• [EXTRACTED INFORMATION]:
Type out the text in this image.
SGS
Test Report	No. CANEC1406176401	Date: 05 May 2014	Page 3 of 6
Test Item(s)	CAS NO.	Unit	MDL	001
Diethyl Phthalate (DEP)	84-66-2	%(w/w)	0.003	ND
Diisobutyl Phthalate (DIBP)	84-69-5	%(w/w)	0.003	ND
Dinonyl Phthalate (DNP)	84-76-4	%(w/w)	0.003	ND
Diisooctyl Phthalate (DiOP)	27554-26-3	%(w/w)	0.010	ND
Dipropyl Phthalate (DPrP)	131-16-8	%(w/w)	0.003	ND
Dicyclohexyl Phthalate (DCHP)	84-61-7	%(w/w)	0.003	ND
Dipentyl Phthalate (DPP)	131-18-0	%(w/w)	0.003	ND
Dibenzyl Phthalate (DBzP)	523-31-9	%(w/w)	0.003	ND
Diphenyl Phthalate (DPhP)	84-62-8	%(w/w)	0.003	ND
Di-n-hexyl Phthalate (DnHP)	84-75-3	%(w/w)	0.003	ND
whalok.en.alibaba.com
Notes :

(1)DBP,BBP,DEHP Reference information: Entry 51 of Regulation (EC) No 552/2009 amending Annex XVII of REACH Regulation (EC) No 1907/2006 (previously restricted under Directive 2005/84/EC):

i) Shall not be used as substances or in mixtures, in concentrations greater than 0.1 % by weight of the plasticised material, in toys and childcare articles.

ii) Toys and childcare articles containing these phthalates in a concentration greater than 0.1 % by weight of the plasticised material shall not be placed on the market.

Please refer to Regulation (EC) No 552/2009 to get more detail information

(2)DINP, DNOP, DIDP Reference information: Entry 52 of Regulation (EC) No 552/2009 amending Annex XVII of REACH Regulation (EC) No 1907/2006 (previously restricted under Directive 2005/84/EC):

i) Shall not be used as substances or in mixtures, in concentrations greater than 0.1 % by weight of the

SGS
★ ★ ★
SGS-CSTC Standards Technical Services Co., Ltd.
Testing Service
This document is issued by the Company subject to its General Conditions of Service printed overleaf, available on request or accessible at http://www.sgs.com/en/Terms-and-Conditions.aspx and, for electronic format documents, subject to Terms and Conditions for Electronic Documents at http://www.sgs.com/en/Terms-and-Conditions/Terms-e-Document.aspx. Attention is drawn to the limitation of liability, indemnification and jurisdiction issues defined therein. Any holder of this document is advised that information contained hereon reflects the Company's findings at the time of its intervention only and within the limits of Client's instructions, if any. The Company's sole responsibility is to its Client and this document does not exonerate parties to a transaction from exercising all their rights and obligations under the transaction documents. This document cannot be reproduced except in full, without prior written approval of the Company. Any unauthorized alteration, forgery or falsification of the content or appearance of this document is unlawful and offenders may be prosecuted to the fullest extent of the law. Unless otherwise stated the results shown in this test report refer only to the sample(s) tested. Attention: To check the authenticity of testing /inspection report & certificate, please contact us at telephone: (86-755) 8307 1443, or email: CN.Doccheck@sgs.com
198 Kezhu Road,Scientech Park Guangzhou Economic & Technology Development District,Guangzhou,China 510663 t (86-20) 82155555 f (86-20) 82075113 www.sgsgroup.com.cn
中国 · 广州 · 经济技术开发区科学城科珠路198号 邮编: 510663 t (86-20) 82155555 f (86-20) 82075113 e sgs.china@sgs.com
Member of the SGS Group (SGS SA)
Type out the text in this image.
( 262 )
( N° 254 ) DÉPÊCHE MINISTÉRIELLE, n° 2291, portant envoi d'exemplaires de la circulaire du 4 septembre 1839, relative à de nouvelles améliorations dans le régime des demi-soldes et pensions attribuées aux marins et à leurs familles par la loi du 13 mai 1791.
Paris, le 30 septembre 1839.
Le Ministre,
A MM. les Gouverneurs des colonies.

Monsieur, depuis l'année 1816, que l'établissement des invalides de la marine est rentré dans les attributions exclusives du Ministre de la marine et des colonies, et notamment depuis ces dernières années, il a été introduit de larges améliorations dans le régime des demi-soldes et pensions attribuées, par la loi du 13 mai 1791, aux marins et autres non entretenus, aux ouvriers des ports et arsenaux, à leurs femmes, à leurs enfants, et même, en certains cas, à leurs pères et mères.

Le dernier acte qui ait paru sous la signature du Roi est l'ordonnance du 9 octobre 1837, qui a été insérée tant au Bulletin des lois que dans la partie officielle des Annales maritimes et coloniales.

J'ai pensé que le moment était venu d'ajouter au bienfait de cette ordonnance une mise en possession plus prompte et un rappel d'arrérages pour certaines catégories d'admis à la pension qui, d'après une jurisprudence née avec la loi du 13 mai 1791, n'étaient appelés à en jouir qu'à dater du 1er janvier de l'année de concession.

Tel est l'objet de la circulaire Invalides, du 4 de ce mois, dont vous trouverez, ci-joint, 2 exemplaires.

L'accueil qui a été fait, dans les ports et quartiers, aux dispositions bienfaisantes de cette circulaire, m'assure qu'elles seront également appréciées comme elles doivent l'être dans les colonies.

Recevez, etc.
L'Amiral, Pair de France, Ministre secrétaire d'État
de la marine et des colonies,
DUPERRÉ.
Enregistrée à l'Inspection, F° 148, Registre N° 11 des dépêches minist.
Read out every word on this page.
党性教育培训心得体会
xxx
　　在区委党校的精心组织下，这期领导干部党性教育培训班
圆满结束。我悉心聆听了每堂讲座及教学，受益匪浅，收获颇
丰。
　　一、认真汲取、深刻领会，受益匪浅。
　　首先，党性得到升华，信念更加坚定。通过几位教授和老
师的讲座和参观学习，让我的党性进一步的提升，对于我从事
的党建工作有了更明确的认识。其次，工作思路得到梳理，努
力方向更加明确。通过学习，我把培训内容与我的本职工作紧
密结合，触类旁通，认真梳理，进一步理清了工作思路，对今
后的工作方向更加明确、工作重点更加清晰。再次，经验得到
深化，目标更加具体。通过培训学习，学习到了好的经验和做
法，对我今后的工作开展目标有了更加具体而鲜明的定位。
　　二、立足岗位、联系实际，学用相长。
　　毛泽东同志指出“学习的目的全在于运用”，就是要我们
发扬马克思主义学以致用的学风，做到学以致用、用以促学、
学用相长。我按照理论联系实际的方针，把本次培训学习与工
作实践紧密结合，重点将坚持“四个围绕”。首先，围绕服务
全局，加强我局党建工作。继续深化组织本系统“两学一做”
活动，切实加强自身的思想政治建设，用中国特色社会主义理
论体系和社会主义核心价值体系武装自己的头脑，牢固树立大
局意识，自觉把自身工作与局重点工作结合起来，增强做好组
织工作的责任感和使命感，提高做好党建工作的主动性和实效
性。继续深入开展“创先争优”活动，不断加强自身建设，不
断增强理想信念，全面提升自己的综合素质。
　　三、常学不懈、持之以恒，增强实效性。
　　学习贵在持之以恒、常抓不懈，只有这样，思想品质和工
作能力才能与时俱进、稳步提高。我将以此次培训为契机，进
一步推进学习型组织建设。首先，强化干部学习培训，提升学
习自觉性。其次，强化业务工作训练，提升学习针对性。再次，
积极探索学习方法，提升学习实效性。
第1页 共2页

• [YOUR INSTRUCTIONS]: Which lines in the data above contain "Reference"? Show each one.

• [ANSWER TO THE PROBLEM]:
(1)DBP,BBP,DEHP Reference information: Entry 51 of Regulation (EC) No 552/2009 amending Annex XVII of REACH Regulation (EC) No 1907/2006 (previously restricted under Directive 2005/84/EC):
(2)DINP, DNOP, DIDP Reference information: Entry 52 of Regulation (EC) No 552/2009 amending Annex XVII of REACH Regulation (EC) No 1907/2006 (previously restricted under Directive 2005/84/EC):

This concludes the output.